• [Instructions to follow]:
Present the following data again exactly as it is shown.

(Data extracted from a collection)
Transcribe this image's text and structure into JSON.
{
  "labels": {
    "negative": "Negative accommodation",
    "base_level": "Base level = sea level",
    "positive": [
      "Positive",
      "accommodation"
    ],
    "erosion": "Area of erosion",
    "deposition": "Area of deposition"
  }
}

• [Full answer]:
Transcribe this image's text and structure into JSON.
{
  "labels": {
    "negative": "Negative accommodation",
    "base_level": "Base level = sea level",
    "positive": [
      "Positive",
      "accommodation"
    ],
    "erosion": "Area of erosion",
    "deposition": "Area of deposition"
  }
}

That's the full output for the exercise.